§ **STATED EXERCISE**
Set the following entries down again exactly, line by line.

-- start of DATA LISTING --

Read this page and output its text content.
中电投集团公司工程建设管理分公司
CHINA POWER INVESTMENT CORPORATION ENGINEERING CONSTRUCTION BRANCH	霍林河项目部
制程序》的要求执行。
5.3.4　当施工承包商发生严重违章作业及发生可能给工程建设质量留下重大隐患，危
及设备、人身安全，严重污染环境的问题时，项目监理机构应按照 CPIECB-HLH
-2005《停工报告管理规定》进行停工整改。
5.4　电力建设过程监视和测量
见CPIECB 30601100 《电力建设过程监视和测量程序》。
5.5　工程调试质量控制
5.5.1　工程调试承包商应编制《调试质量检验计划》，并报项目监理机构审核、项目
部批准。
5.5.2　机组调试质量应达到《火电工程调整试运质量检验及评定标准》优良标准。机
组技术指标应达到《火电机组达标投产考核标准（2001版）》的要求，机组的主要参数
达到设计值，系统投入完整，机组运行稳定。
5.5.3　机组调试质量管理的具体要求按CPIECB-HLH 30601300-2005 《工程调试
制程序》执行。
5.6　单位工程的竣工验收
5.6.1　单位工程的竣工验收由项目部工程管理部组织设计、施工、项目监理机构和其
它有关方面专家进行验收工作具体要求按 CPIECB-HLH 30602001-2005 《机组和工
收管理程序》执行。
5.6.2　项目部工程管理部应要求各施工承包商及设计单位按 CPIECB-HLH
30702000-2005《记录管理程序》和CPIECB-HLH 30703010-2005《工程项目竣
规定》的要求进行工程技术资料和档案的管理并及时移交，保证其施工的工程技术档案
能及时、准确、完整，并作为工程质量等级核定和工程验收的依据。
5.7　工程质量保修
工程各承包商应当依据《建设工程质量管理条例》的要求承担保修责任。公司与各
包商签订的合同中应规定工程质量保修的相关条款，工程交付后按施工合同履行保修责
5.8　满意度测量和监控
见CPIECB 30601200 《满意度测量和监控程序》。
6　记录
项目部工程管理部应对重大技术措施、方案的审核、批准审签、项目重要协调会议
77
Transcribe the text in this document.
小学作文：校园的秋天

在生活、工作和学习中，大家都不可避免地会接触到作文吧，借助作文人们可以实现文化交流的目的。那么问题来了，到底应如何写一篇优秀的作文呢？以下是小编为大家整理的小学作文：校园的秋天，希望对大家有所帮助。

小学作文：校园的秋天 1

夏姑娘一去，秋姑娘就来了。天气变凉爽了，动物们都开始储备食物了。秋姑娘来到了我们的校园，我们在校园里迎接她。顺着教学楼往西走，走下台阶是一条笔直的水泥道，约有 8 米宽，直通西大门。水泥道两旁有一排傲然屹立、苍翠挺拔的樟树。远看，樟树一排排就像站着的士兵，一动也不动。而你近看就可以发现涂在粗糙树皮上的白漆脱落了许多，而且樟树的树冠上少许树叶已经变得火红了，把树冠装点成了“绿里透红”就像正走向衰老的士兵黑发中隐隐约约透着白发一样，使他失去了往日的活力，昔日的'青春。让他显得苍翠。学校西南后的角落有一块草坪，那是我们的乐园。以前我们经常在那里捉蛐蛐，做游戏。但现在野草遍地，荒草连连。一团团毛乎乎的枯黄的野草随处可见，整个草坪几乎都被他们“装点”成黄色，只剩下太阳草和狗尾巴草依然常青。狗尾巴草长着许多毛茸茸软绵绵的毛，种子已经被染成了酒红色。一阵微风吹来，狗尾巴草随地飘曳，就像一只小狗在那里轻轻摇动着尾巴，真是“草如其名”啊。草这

-- end of DATA LISTING --

§ **ANSWER FOR THE TASK**
Read this page and output its text content.
中电投集团公司工程建设管理分公司
CHINA POWER INVESTMENT CORPORATION ENGINEERING CONSTRUCTION BRANCH	霍林河项目部
制程序》的要求执行。
5.3.4　当施工承包商发生严重违章作业及发生可能给工程建设质量留下重大隐患，危
及设备、人身安全，严重污染环境的问题时，项目监理机构应按照 CPIECB-HLH
-2005《停工报告管理规定》进行停工整改。
5.4　电力建设过程监视和测量
见CPIECB 30601100 《电力建设过程监视和测量程序》。
5.5　工程调试质量控制
5.5.1　工程调试承包商应编制《调试质量检验计划》，并报项目监理机构审核、项目
部批准。
5.5.2　机组调试质量应达到《火电工程调整试运质量检验及评定标准》优良标准。机
组技术指标应达到《火电机组达标投产考核标准（2001版）》的要求，机组的主要参数
达到设计值，系统投入完整，机组运行稳定。
5.5.3　机组调试质量管理的具体要求按CPIECB-HLH 30601300-2005 《工程调试
制程序》执行。
5.6　单位工程的竣工验收
5.6.1　单位工程的竣工验收由项目部工程管理部组织设计、施工、项目监理机构和其
它有关方面专家进行验收工作具体要求按 CPIECB-HLH 30602001-2005 《机组和工
收管理程序》执行。
5.6.2　项目部工程管理部应要求各施工承包商及设计单位按 CPIECB-HLH
30702000-2005《记录管理程序》和CPIECB-HLH 30703010-2005《工程项目竣
规定》的要求进行工程技术资料和档案的管理并及时移交，保证其施工的工程技术档案
能及时、准确、完整，并作为工程质量等级核定和工程验收的依据。
5.7　工程质量保修
工程各承包商应当依据《建设工程质量管理条例》的要求承担保修责任。公司与各
包商签订的合同中应规定工程质量保修的相关条款，工程交付后按施工合同履行保修责
5.8　满意度测量和监控
见CPIECB 30601200 《满意度测量和监控程序》。
6　记录
项目部工程管理部应对重大技术措施、方案的审核、批准审签、项目重要协调会议
77
Transcribe the text in this document.
小学作文：校园的秋天

在生活、工作和学习中，大家都不可避免地会接触到作文吧，借助作文人们可以实现文化交流的目的。那么问题来了，到底应如何写一篇优秀的作文呢？以下是小编为大家整理的小学作文：校园的秋天，希望对大家有所帮助。

小学作文：校园的秋天 1

夏姑娘一去，秋姑娘就来了。天气变凉爽了，动物们都开始储备食物了。秋姑娘来到了我们的校园，我们在校园里迎接她。顺着教学楼往西走，走下台阶是一条笔直的水泥道，约有 8 米宽，直通西大门。水泥道两旁有一排傲然屹立、苍翠挺拔的樟树。远看，樟树一排排就像站着的士兵，一动也不动。而你近看就可以发现涂在粗糙树皮上的白漆脱落了许多，而且樟树的树冠上少许树叶已经变得火红了，把树冠装点成了“绿里透红”就像正走向衰老的士兵黑发中隐隐约约透着白发一样，使他失去了往日的活力，昔日的'青春。让他显得苍翠。学校西南后的角落有一块草坪，那是我们的乐园。以前我们经常在那里捉蛐蛐，做游戏。但现在野草遍地，荒草连连。一团团毛乎乎的枯黄的野草随处可见，整个草坪几乎都被他们“装点”成黄色，只剩下太阳草和狗尾巴草依然常青。狗尾巴草长着许多毛茸茸软绵绵的毛，种子已经被染成了酒红色。一阵微风吹来，狗尾巴草随地飘曳，就像一只小狗在那里轻轻摇动着尾巴，真是“草如其名”啊。草这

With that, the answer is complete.